Task brief → Transcribe everything in the data word for word. Pictures are left out.

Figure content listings
▬▬▬▬▬▬

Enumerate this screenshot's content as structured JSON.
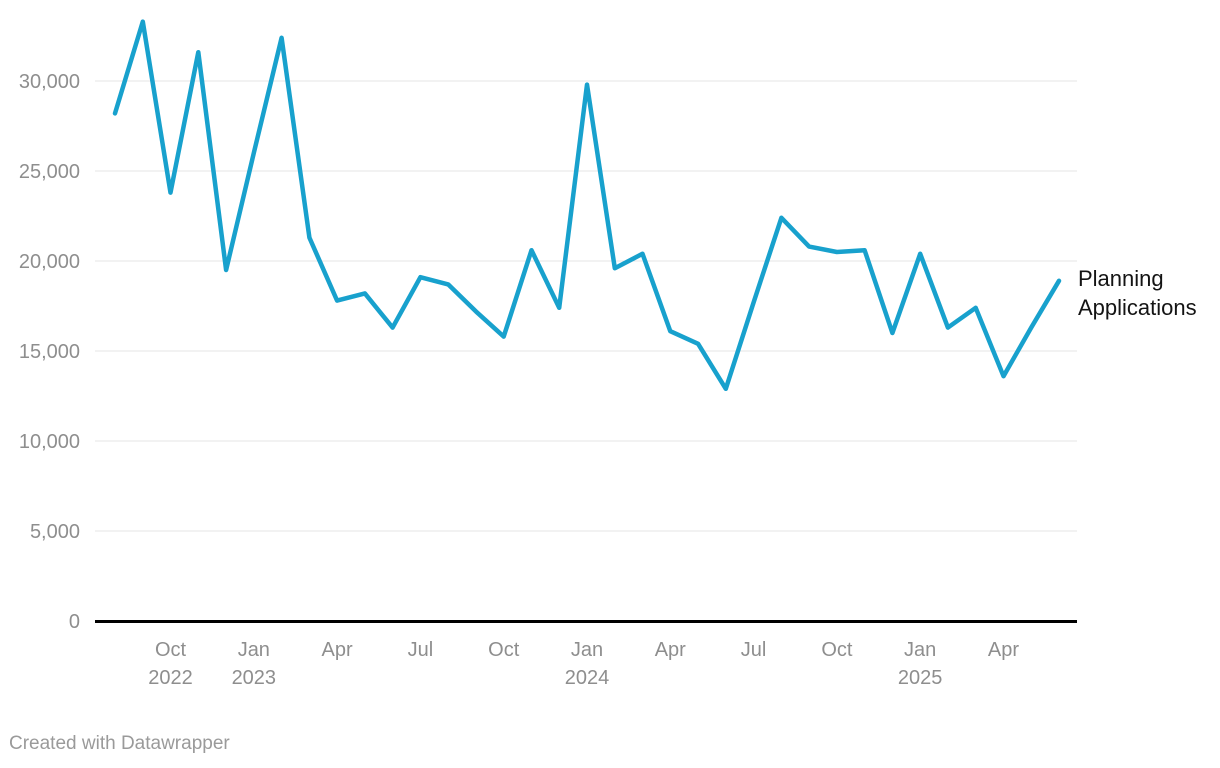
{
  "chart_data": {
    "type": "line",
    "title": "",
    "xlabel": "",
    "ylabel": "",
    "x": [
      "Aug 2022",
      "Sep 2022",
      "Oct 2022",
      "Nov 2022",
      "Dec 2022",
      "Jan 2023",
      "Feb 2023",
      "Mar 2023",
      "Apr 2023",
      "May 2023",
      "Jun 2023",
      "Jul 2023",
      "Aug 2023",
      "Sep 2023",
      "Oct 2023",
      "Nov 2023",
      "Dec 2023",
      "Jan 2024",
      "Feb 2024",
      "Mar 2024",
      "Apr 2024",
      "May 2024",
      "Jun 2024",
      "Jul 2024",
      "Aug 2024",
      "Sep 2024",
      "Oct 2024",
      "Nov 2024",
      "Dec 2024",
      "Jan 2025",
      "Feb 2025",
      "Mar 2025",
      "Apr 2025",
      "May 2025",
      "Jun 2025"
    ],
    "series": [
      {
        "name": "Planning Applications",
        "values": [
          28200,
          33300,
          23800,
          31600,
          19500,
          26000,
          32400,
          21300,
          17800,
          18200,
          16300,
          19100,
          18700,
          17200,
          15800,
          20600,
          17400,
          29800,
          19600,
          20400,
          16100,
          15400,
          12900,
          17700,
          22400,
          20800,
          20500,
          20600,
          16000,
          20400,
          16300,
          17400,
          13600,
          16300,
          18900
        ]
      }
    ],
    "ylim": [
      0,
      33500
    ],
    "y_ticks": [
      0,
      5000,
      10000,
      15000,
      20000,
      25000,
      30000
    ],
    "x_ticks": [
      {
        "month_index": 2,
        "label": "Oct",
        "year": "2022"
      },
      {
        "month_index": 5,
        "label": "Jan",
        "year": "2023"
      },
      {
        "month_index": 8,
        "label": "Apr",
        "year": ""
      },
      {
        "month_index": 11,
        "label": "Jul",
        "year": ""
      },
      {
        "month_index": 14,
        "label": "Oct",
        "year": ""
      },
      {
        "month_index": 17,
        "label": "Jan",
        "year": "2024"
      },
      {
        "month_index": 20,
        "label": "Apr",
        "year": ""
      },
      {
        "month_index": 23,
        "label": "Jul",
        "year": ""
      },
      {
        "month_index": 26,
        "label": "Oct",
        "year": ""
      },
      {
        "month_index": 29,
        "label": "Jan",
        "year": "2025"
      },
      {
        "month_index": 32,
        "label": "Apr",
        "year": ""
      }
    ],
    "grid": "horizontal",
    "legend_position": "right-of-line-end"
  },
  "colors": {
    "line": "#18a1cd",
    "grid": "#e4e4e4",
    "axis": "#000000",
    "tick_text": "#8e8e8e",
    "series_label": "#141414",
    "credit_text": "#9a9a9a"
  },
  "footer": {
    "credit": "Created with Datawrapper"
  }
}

▬▬▬▬▬▬

Response for this exercise →
Enumerate this screenshot's content as structured JSON.
{
  "chart_data": {
    "type": "line",
    "title": "",
    "xlabel": "",
    "ylabel": "",
    "x": [
      "Aug 2022",
      "Sep 2022",
      "Oct 2022",
      "Nov 2022",
      "Dec 2022",
      "Jan 2023",
      "Feb 2023",
      "Mar 2023",
      "Apr 2023",
      "May 2023",
      "Jun 2023",
      "Jul 2023",
      "Aug 2023",
      "Sep 2023",
      "Oct 2023",
      "Nov 2023",
      "Dec 2023",
      "Jan 2024",
      "Feb 2024",
      "Mar 2024",
      "Apr 2024",
      "May 2024",
      "Jun 2024",
      "Jul 2024",
      "Aug 2024",
      "Sep 2024",
      "Oct 2024",
      "Nov 2024",
      "Dec 2024",
      "Jan 2025",
      "Feb 2025",
      "Mar 2025",
      "Apr 2025",
      "May 2025",
      "Jun 2025"
    ],
    "series": [
      {
        "name": "Planning Applications",
        "values": [
          28200,
          33300,
          23800,
          31600,
          19500,
          26000,
          32400,
          21300,
          17800,
          18200,
          16300,
          19100,
          18700,
          17200,
          15800,
          20600,
          17400,
          29800,
          19600,
          20400,
          16100,
          15400,
          12900,
          17700,
          22400,
          20800,
          20500,
          20600,
          16000,
          20400,
          16300,
          17400,
          13600,
          16300,
          18900
        ]
      }
    ],
    "ylim": [
      0,
      33500
    ],
    "y_ticks": [
      0,
      5000,
      10000,
      15000,
      20000,
      25000,
      30000
    ],
    "x_ticks": [
      {
        "month_index": 2,
        "label": "Oct",
        "year": "2022"
      },
      {
        "month_index": 5,
        "label": "Jan",
        "year": "2023"
      },
      {
        "month_index": 8,
        "label": "Apr",
        "year": ""
      },
      {
        "month_index": 11,
        "label": "Jul",
        "year": ""
      },
      {
        "month_index": 14,
        "label": "Oct",
        "year": ""
      },
      {
        "month_index": 17,
        "label": "Jan",
        "year": "2024"
      },
      {
        "month_index": 20,
        "label": "Apr",
        "year": ""
      },
      {
        "month_index": 23,
        "label": "Jul",
        "year": ""
      },
      {
        "month_index": 26,
        "label": "Oct",
        "year": ""
      },
      {
        "month_index": 29,
        "label": "Jan",
        "year": "2025"
      },
      {
        "month_index": 32,
        "label": "Apr",
        "year": ""
      }
    ],
    "grid": "horizontal",
    "legend_position": "right-of-line-end"
  },
  "colors": {
    "line": "#18a1cd",
    "grid": "#e4e4e4",
    "axis": "#000000",
    "tick_text": "#8e8e8e",
    "series_label": "#141414",
    "credit_text": "#9a9a9a"
  },
  "footer": {
    "credit": "Created with Datawrapper"
  }
}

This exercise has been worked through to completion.